§ Given task:
Only the pictures are left out: repeat the rest of the entries exactly.

:: Entries shown ::

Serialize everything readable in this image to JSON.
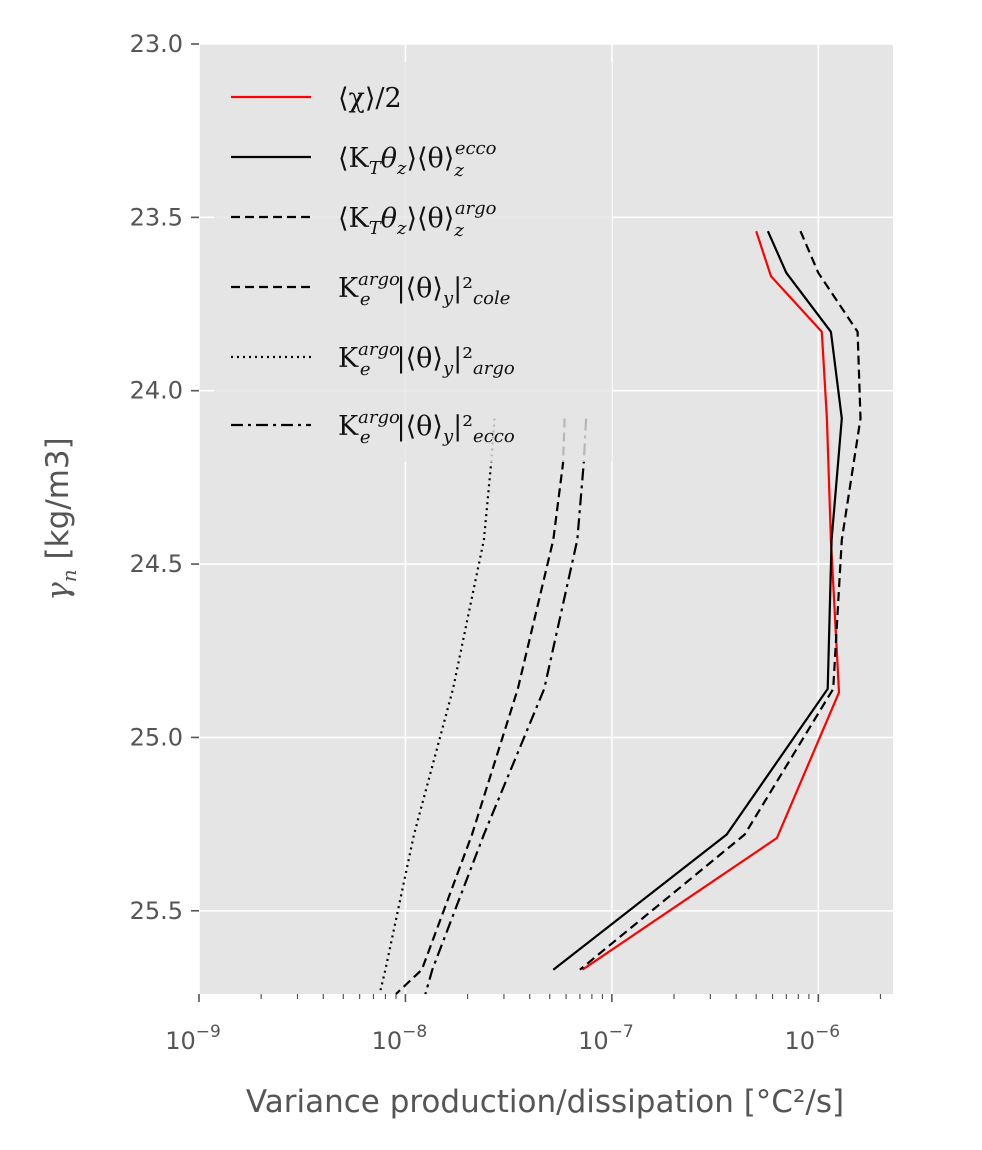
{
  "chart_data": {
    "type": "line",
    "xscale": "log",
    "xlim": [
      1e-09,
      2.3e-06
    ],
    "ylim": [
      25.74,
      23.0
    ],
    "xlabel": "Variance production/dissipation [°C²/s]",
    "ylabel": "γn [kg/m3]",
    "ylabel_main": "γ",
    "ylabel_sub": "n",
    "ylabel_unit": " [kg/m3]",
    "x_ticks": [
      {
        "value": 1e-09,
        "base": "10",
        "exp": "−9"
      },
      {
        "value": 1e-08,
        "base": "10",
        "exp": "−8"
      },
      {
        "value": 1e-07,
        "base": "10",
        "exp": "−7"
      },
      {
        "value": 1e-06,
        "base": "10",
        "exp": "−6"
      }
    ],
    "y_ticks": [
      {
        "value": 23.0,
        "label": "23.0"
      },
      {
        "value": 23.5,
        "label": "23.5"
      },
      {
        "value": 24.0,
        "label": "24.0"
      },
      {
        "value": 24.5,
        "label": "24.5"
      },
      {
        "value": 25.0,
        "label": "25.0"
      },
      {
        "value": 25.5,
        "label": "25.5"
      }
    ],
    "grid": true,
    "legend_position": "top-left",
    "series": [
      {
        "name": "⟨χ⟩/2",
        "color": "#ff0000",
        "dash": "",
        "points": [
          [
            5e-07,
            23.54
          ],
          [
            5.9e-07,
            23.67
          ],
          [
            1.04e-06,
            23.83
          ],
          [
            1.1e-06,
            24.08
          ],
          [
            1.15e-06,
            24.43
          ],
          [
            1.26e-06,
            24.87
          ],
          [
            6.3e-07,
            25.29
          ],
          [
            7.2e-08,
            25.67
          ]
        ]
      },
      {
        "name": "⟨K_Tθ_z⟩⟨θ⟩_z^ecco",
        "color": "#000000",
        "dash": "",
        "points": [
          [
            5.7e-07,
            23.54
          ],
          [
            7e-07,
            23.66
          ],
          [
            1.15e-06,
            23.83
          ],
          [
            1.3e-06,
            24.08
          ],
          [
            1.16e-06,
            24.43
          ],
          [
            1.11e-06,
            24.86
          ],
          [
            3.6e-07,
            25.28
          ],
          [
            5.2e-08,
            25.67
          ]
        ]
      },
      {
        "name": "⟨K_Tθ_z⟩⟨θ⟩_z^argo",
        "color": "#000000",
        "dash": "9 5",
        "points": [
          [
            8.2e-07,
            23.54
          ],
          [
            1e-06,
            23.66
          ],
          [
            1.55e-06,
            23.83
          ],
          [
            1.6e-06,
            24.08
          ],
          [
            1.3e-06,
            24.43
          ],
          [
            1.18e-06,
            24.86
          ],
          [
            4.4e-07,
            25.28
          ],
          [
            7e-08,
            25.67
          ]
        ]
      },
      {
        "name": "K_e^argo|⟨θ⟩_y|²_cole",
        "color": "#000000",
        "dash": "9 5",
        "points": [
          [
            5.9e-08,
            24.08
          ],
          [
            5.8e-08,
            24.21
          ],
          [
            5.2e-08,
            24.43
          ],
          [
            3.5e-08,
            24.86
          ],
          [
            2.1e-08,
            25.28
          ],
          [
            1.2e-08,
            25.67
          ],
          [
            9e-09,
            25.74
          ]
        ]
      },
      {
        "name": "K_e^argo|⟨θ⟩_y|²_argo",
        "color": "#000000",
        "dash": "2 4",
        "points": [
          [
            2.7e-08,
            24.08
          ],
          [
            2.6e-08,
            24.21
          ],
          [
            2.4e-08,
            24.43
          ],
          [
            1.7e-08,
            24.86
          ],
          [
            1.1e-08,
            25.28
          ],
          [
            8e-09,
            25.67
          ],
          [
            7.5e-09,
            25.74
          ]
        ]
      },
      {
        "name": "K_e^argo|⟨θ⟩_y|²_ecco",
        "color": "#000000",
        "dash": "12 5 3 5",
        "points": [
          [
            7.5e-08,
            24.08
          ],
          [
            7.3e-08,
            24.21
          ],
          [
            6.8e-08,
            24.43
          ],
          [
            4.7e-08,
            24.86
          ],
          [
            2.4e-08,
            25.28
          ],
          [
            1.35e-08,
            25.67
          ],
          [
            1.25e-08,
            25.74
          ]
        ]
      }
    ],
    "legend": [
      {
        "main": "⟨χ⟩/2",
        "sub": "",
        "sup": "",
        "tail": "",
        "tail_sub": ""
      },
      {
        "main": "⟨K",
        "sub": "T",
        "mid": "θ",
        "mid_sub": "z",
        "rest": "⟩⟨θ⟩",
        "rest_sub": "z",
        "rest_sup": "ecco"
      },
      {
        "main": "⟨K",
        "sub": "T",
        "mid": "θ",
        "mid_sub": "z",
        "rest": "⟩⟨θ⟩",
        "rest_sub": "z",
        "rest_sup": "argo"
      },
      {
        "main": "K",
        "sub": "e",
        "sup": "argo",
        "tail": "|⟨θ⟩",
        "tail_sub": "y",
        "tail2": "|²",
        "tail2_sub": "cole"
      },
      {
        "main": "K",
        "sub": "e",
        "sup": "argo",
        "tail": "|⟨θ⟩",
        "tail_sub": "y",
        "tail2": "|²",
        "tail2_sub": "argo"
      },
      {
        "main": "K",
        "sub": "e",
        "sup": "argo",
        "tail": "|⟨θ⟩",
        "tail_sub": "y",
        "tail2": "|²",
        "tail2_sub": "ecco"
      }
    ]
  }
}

:::

§ Response:
Serialize everything readable in this image to JSON.
{
  "chart_data": {
    "type": "line",
    "xscale": "log",
    "xlim": [
      1e-09,
      2.3e-06
    ],
    "ylim": [
      25.74,
      23.0
    ],
    "xlabel": "Variance production/dissipation [°C²/s]",
    "ylabel": "γn [kg/m3]",
    "ylabel_main": "γ",
    "ylabel_sub": "n",
    "ylabel_unit": " [kg/m3]",
    "x_ticks": [
      {
        "value": 1e-09,
        "base": "10",
        "exp": "−9"
      },
      {
        "value": 1e-08,
        "base": "10",
        "exp": "−8"
      },
      {
        "value": 1e-07,
        "base": "10",
        "exp": "−7"
      },
      {
        "value": 1e-06,
        "base": "10",
        "exp": "−6"
      }
    ],
    "y_ticks": [
      {
        "value": 23.0,
        "label": "23.0"
      },
      {
        "value": 23.5,
        "label": "23.5"
      },
      {
        "value": 24.0,
        "label": "24.0"
      },
      {
        "value": 24.5,
        "label": "24.5"
      },
      {
        "value": 25.0,
        "label": "25.0"
      },
      {
        "value": 25.5,
        "label": "25.5"
      }
    ],
    "grid": true,
    "legend_position": "top-left",
    "series": [
      {
        "name": "⟨χ⟩/2",
        "color": "#ff0000",
        "dash": "",
        "points": [
          [
            5e-07,
            23.54
          ],
          [
            5.9e-07,
            23.67
          ],
          [
            1.04e-06,
            23.83
          ],
          [
            1.1e-06,
            24.08
          ],
          [
            1.15e-06,
            24.43
          ],
          [
            1.26e-06,
            24.87
          ],
          [
            6.3e-07,
            25.29
          ],
          [
            7.2e-08,
            25.67
          ]
        ]
      },
      {
        "name": "⟨K_Tθ_z⟩⟨θ⟩_z^ecco",
        "color": "#000000",
        "dash": "",
        "points": [
          [
            5.7e-07,
            23.54
          ],
          [
            7e-07,
            23.66
          ],
          [
            1.15e-06,
            23.83
          ],
          [
            1.3e-06,
            24.08
          ],
          [
            1.16e-06,
            24.43
          ],
          [
            1.11e-06,
            24.86
          ],
          [
            3.6e-07,
            25.28
          ],
          [
            5.2e-08,
            25.67
          ]
        ]
      },
      {
        "name": "⟨K_Tθ_z⟩⟨θ⟩_z^argo",
        "color": "#000000",
        "dash": "9 5",
        "points": [
          [
            8.2e-07,
            23.54
          ],
          [
            1e-06,
            23.66
          ],
          [
            1.55e-06,
            23.83
          ],
          [
            1.6e-06,
            24.08
          ],
          [
            1.3e-06,
            24.43
          ],
          [
            1.18e-06,
            24.86
          ],
          [
            4.4e-07,
            25.28
          ],
          [
            7e-08,
            25.67
          ]
        ]
      },
      {
        "name": "K_e^argo|⟨θ⟩_y|²_cole",
        "color": "#000000",
        "dash": "9 5",
        "points": [
          [
            5.9e-08,
            24.08
          ],
          [
            5.8e-08,
            24.21
          ],
          [
            5.2e-08,
            24.43
          ],
          [
            3.5e-08,
            24.86
          ],
          [
            2.1e-08,
            25.28
          ],
          [
            1.2e-08,
            25.67
          ],
          [
            9e-09,
            25.74
          ]
        ]
      },
      {
        "name": "K_e^argo|⟨θ⟩_y|²_argo",
        "color": "#000000",
        "dash": "2 4",
        "points": [
          [
            2.7e-08,
            24.08
          ],
          [
            2.6e-08,
            24.21
          ],
          [
            2.4e-08,
            24.43
          ],
          [
            1.7e-08,
            24.86
          ],
          [
            1.1e-08,
            25.28
          ],
          [
            8e-09,
            25.67
          ],
          [
            7.5e-09,
            25.74
          ]
        ]
      },
      {
        "name": "K_e^argo|⟨θ⟩_y|²_ecco",
        "color": "#000000",
        "dash": "12 5 3 5",
        "points": [
          [
            7.5e-08,
            24.08
          ],
          [
            7.3e-08,
            24.21
          ],
          [
            6.8e-08,
            24.43
          ],
          [
            4.7e-08,
            24.86
          ],
          [
            2.4e-08,
            25.28
          ],
          [
            1.35e-08,
            25.67
          ],
          [
            1.25e-08,
            25.74
          ]
        ]
      }
    ],
    "legend": [
      {
        "main": "⟨χ⟩/2",
        "sub": "",
        "sup": "",
        "tail": "",
        "tail_sub": ""
      },
      {
        "main": "⟨K",
        "sub": "T",
        "mid": "θ",
        "mid_sub": "z",
        "rest": "⟩⟨θ⟩",
        "rest_sub": "z",
        "rest_sup": "ecco"
      },
      {
        "main": "⟨K",
        "sub": "T",
        "mid": "θ",
        "mid_sub": "z",
        "rest": "⟩⟨θ⟩",
        "rest_sub": "z",
        "rest_sup": "argo"
      },
      {
        "main": "K",
        "sub": "e",
        "sup": "argo",
        "tail": "|⟨θ⟩",
        "tail_sub": "y",
        "tail2": "|²",
        "tail2_sub": "cole"
      },
      {
        "main": "K",
        "sub": "e",
        "sup": "argo",
        "tail": "|⟨θ⟩",
        "tail_sub": "y",
        "tail2": "|²",
        "tail2_sub": "argo"
      },
      {
        "main": "K",
        "sub": "e",
        "sup": "argo",
        "tail": "|⟨θ⟩",
        "tail_sub": "y",
        "tail2": "|²",
        "tail2_sub": "ecco"
      }
    ]
  }
}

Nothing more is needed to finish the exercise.